§ Requirements
In the entries that follow, how many lines hold the string "have"? Give only that number.

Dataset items
•••

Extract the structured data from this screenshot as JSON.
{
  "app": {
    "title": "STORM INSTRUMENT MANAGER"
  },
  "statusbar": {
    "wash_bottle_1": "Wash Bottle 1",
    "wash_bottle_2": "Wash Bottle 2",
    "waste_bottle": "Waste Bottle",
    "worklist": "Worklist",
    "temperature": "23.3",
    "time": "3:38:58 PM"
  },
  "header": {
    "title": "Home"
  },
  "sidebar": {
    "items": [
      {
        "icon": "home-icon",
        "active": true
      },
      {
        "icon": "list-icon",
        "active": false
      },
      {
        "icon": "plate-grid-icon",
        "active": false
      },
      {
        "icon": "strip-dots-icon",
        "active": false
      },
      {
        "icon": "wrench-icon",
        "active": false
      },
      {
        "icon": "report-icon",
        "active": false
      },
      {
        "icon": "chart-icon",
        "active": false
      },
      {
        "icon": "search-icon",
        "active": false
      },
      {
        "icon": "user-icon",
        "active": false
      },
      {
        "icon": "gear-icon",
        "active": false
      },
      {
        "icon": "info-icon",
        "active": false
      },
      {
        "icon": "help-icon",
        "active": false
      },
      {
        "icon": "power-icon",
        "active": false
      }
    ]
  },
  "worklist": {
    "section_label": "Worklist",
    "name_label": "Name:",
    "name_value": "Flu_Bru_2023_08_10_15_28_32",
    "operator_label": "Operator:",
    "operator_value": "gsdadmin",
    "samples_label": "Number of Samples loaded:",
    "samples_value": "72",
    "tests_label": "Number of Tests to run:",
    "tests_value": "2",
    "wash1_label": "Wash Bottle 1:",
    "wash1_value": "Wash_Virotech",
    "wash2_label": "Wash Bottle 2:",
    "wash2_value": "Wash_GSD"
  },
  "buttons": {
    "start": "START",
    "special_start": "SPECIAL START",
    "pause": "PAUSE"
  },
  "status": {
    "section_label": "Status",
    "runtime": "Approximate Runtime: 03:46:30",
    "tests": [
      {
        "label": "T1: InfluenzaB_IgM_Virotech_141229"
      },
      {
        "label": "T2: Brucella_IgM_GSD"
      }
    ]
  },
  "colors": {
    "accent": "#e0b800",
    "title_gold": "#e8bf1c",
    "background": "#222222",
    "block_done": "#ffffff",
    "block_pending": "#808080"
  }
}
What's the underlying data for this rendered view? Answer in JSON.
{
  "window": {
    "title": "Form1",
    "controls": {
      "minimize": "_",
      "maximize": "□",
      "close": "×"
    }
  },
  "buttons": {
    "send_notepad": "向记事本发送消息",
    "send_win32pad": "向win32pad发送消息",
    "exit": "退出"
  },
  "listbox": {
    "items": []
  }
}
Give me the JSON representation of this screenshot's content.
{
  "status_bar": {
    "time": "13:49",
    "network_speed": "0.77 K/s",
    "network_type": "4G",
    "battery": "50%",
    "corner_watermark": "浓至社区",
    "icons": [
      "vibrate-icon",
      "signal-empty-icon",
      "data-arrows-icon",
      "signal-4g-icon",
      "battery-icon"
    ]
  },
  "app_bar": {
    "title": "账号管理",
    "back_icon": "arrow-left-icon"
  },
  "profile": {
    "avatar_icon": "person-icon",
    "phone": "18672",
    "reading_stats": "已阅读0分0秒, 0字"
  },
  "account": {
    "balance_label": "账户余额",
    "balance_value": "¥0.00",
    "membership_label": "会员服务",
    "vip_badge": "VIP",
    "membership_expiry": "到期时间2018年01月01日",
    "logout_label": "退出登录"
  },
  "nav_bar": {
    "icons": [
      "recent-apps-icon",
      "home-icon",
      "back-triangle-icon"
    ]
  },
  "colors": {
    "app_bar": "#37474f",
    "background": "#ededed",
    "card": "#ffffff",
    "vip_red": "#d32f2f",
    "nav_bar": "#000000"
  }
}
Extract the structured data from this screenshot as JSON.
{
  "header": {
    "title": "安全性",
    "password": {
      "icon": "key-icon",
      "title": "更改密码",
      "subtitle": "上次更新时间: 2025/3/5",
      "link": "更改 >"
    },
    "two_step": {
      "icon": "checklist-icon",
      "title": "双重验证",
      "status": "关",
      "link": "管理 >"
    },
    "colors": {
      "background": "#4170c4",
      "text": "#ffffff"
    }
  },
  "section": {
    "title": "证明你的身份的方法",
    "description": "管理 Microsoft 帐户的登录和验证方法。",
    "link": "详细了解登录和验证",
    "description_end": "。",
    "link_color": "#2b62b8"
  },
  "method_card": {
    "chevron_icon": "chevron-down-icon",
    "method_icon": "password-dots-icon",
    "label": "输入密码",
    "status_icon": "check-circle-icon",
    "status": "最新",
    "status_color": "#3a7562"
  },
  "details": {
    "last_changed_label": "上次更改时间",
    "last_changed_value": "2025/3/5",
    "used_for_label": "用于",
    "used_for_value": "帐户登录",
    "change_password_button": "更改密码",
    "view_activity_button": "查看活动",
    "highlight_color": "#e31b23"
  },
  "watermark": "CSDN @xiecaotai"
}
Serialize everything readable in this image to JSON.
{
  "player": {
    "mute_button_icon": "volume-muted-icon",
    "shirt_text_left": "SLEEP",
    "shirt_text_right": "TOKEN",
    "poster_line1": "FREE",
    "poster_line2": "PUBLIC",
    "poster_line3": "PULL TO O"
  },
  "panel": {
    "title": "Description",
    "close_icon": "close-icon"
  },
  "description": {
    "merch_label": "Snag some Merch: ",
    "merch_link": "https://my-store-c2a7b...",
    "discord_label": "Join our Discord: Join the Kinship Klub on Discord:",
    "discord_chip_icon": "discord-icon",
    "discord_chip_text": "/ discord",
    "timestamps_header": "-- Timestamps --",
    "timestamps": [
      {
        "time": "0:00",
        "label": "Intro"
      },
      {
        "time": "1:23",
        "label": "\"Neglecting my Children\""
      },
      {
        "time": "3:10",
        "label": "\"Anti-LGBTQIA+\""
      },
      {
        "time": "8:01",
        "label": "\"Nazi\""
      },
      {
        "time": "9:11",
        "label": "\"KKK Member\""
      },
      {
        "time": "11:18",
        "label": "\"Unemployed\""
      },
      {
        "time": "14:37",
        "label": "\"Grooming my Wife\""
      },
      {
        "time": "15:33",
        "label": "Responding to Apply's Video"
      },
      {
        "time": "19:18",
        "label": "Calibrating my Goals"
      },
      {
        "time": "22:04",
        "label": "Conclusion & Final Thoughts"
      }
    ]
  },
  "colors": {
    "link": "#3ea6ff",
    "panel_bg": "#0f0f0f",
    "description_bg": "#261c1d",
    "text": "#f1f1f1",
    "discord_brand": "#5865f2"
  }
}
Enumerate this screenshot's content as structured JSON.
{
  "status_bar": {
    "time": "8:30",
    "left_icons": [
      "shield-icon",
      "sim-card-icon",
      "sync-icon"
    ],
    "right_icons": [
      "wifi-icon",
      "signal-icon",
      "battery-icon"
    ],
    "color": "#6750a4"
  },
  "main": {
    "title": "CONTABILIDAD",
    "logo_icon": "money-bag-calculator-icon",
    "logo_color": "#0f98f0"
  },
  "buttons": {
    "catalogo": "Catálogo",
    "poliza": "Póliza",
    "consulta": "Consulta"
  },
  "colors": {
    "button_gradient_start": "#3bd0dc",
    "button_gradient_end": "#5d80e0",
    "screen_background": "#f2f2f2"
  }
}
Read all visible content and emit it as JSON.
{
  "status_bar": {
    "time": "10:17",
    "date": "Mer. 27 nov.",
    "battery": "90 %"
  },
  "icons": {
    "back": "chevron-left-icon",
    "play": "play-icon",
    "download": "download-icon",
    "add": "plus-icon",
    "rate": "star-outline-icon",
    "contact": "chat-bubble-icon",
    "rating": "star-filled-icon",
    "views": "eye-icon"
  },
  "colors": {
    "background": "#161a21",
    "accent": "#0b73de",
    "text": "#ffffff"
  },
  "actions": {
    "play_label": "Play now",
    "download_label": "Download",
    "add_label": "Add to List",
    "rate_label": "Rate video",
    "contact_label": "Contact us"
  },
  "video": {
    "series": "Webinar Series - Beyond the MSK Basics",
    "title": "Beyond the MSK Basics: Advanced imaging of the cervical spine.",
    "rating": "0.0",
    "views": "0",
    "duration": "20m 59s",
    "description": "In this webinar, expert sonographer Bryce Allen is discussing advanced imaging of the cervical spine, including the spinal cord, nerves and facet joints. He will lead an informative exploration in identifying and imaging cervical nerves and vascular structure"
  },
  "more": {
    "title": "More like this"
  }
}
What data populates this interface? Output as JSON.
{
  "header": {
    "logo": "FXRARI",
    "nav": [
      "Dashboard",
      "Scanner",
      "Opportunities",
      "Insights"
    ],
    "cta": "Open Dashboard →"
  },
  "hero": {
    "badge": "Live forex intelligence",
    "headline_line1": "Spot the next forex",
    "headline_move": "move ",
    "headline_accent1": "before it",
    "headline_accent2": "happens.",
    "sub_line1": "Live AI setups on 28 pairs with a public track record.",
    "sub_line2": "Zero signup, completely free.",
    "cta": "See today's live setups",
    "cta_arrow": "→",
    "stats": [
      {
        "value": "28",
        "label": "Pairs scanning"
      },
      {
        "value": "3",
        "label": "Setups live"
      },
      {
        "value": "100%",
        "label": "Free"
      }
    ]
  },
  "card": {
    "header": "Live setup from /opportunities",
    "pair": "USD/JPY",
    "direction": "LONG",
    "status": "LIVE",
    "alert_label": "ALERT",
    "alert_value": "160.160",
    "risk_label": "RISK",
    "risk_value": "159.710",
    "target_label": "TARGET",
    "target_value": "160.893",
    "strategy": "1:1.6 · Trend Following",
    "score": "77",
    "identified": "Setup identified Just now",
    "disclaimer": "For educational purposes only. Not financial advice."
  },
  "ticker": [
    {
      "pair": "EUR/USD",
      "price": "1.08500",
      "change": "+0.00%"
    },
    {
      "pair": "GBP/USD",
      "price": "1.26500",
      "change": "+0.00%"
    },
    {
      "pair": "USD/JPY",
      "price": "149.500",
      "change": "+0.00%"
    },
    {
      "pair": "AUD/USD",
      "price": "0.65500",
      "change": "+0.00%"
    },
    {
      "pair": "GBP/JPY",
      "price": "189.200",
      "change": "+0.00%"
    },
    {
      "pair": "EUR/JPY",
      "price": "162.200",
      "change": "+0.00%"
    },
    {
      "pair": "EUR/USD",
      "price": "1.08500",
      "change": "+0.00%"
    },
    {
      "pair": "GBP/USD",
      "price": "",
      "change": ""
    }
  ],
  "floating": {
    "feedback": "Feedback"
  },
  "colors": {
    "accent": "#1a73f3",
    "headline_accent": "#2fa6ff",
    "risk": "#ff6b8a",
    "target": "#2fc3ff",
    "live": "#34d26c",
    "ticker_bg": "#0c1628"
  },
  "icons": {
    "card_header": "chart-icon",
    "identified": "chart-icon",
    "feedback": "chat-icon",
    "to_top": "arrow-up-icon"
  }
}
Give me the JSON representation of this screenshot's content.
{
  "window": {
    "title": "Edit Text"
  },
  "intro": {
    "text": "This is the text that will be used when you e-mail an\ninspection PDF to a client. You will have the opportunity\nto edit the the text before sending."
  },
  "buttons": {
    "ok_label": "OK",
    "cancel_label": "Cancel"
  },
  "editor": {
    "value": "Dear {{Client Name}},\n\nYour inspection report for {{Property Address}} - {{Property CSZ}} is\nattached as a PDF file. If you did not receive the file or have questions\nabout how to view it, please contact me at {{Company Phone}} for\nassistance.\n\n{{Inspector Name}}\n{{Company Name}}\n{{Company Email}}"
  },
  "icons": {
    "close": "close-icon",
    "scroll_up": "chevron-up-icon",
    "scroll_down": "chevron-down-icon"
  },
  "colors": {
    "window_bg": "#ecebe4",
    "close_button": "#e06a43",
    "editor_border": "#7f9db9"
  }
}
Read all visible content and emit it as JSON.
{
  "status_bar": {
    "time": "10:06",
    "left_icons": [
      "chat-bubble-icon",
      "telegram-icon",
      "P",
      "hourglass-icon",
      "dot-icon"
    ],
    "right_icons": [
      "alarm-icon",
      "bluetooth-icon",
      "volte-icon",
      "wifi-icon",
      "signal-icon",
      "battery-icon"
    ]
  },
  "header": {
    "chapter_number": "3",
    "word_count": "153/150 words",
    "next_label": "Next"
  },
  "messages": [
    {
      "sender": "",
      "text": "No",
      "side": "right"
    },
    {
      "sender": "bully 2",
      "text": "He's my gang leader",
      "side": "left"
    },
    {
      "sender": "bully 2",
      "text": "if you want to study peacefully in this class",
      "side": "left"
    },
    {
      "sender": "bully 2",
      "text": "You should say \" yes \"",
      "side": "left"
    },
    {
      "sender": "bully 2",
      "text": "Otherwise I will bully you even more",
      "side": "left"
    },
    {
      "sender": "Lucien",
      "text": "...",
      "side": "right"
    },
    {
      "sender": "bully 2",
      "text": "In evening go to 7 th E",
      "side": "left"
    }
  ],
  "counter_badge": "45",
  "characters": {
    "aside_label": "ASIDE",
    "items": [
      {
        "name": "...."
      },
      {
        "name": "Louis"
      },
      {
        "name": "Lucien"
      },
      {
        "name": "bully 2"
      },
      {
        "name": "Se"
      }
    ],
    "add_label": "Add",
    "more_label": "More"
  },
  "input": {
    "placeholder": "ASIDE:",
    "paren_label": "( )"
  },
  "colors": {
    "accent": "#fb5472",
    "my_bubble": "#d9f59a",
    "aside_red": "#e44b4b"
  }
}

•••

§ Response to this task
2